### Data extract
________

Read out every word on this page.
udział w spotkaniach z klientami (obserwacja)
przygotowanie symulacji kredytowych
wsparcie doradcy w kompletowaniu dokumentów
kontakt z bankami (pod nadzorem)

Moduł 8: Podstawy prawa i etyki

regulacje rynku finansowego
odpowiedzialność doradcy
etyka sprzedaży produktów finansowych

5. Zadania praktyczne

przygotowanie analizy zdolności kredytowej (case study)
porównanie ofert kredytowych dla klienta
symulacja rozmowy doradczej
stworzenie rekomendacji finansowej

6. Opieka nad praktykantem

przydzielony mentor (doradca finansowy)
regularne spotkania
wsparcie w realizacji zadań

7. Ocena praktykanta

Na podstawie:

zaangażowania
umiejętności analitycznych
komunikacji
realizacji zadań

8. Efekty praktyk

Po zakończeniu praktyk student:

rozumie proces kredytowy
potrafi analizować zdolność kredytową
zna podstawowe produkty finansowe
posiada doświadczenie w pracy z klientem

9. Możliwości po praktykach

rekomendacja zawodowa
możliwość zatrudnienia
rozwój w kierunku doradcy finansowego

________

### What is required
Output every record above exactly as it appears.

### Solution to this problem
Read out every word on this page.
udział w spotkaniach z klientami (obserwacja)
przygotowanie symulacji kredytowych
wsparcie doradcy w kompletowaniu dokumentów
kontakt z bankami (pod nadzorem)

Moduł 8: Podstawy prawa i etyki

regulacje rynku finansowego
odpowiedzialność doradcy
etyka sprzedaży produktów finansowych

5. Zadania praktyczne

przygotowanie analizy zdolności kredytowej (case study)
porównanie ofert kredytowych dla klienta
symulacja rozmowy doradczej
stworzenie rekomendacji finansowej

6. Opieka nad praktykantem

przydzielony mentor (doradca finansowy)
regularne spotkania
wsparcie w realizacji zadań

7. Ocena praktykanta

Na podstawie:

zaangażowania
umiejętności analitycznych
komunikacji
realizacji zadań

8. Efekty praktyk

Po zakończeniu praktyk student:

rozumie proces kredytowy
potrafi analizować zdolność kredytową
zna podstawowe produkty finansowe
posiada doświadczenie w pracy z klientem

9. Możliwości po praktykach

rekomendacja zawodowa
możliwość zatrudnienia
rozwój w kierunku doradcy finansowego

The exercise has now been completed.